***** Supplied material

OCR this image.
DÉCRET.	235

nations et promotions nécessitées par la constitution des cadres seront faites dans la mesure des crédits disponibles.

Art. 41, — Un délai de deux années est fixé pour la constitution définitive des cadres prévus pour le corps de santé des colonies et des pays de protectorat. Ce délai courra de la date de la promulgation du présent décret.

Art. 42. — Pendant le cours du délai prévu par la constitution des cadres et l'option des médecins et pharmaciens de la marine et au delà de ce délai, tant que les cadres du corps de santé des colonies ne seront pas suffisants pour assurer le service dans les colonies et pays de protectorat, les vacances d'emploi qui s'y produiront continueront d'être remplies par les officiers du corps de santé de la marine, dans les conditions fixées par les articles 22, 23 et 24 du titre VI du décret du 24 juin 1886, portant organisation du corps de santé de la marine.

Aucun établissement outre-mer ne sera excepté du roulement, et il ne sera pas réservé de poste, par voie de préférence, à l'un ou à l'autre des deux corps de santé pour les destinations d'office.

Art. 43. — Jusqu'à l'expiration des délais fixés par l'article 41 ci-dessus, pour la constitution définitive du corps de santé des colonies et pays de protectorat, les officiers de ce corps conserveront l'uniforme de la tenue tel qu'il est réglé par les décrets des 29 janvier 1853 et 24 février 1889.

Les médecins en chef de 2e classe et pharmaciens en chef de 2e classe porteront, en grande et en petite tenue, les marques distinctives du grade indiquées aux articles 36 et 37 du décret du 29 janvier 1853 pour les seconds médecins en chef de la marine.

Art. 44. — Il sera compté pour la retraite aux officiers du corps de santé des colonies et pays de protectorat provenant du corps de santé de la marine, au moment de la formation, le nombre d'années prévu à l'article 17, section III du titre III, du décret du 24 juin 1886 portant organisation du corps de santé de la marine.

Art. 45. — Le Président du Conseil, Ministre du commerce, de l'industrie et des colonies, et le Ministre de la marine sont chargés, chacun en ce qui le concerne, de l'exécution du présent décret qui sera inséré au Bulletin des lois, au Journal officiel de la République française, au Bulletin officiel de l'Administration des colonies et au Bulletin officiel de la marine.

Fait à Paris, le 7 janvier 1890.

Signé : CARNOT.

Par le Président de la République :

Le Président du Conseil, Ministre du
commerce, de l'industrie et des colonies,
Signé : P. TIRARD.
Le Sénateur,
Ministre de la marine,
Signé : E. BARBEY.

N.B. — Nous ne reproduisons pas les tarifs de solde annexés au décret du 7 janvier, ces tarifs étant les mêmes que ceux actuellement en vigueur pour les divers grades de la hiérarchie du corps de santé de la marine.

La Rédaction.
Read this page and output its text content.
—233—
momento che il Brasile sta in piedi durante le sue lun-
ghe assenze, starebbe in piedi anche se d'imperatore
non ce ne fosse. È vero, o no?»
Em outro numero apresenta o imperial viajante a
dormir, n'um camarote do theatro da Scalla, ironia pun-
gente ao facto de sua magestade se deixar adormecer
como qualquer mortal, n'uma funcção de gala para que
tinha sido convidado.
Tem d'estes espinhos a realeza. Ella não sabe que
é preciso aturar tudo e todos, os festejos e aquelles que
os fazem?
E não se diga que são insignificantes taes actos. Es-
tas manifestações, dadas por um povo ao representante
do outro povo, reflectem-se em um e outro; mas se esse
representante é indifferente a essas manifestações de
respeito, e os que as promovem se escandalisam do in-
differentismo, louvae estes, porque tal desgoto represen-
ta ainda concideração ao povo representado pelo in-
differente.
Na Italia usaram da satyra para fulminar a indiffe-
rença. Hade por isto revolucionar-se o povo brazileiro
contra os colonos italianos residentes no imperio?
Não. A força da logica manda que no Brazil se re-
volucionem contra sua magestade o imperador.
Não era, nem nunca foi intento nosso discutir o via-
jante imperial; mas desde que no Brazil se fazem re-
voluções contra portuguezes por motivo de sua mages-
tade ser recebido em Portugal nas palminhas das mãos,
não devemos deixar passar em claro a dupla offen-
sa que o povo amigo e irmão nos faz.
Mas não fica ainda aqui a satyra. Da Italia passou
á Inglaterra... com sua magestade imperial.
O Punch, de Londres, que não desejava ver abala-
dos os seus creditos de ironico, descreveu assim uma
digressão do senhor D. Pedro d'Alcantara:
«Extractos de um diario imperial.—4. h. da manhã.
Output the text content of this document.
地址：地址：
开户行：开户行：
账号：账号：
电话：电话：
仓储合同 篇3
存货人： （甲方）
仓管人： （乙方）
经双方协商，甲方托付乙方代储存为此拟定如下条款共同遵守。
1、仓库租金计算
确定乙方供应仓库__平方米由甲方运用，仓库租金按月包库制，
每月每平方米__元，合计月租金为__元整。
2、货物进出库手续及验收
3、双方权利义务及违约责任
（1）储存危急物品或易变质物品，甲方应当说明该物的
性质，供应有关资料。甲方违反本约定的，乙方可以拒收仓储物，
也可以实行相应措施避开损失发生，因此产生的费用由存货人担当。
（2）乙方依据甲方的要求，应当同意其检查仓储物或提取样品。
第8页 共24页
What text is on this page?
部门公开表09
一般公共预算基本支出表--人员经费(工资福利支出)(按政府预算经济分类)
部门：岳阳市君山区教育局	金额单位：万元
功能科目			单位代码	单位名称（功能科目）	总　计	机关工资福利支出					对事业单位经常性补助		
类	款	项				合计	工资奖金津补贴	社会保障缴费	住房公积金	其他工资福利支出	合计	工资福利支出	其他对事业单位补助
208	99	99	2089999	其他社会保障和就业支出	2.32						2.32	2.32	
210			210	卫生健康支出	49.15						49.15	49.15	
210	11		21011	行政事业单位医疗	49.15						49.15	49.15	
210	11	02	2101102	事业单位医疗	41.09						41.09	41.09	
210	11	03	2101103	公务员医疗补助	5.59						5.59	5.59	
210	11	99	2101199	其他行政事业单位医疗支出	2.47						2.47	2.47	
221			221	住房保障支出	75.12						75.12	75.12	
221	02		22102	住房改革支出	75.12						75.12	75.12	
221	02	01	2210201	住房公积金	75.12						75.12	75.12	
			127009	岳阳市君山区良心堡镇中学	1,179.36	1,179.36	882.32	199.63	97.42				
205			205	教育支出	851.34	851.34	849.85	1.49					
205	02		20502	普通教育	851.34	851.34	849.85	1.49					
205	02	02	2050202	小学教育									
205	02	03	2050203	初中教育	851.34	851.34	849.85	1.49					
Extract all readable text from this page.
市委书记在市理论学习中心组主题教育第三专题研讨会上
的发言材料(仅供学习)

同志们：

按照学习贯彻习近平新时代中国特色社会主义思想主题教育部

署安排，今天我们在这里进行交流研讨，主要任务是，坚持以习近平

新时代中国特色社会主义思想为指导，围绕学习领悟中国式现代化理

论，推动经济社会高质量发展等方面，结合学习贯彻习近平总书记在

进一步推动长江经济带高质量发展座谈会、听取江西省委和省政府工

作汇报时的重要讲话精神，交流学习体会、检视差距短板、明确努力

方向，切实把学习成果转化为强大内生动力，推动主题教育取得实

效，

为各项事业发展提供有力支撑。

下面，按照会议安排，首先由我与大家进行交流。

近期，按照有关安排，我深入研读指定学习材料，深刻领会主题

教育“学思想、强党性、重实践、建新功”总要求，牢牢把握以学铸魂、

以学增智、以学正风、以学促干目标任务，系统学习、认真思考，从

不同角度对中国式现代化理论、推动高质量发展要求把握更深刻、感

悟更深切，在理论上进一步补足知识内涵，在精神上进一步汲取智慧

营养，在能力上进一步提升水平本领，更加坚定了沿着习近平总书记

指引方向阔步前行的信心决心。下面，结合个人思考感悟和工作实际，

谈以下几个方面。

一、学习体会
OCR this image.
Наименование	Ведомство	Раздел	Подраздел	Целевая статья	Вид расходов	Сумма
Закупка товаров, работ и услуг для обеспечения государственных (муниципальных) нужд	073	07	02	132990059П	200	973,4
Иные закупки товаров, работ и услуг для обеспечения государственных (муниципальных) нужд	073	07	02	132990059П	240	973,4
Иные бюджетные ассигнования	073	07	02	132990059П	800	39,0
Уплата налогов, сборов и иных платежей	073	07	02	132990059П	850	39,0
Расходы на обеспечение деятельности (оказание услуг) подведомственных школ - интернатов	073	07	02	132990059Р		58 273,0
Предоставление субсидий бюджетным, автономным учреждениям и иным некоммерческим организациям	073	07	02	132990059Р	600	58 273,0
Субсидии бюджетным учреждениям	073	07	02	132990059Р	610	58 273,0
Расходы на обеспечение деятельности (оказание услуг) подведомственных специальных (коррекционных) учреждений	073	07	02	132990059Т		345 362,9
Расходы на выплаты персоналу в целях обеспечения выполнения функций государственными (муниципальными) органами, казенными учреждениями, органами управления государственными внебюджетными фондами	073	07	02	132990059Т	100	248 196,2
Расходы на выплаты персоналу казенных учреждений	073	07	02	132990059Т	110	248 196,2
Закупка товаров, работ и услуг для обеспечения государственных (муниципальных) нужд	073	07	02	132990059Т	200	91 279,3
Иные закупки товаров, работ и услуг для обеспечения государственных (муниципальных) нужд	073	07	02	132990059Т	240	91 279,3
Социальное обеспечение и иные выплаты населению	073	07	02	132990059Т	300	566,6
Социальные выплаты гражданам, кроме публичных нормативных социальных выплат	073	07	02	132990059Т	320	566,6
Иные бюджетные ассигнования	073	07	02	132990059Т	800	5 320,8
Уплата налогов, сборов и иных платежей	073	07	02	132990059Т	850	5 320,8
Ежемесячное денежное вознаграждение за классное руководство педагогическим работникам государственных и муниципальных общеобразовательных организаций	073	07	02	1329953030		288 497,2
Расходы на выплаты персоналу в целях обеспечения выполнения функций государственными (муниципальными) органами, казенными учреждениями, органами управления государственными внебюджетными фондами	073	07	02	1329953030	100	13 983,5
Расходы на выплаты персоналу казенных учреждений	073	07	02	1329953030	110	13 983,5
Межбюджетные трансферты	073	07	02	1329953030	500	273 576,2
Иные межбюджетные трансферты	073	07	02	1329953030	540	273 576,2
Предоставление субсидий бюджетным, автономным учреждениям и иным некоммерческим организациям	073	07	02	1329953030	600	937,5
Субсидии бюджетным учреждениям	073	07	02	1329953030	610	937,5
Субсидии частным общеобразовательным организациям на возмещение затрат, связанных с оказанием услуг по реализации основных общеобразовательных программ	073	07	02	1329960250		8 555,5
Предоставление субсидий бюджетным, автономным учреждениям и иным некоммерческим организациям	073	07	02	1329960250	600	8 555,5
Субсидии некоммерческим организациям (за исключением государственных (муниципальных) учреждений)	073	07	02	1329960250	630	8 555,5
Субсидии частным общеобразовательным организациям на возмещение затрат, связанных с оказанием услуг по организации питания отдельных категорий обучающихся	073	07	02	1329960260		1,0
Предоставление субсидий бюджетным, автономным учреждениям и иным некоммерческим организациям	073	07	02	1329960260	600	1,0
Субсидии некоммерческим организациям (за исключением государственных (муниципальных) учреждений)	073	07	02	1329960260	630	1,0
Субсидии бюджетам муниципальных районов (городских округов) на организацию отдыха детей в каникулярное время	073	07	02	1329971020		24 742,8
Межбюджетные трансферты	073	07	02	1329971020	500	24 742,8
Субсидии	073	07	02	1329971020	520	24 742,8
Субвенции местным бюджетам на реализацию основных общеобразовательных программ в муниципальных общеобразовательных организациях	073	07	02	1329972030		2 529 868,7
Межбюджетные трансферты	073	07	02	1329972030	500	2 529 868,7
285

**********

## The task
Within the data above, pick out all lines holding the word "fazem".

## Full answer
os fazem?
jante imperial; mas desde que no Brazil se fazem re-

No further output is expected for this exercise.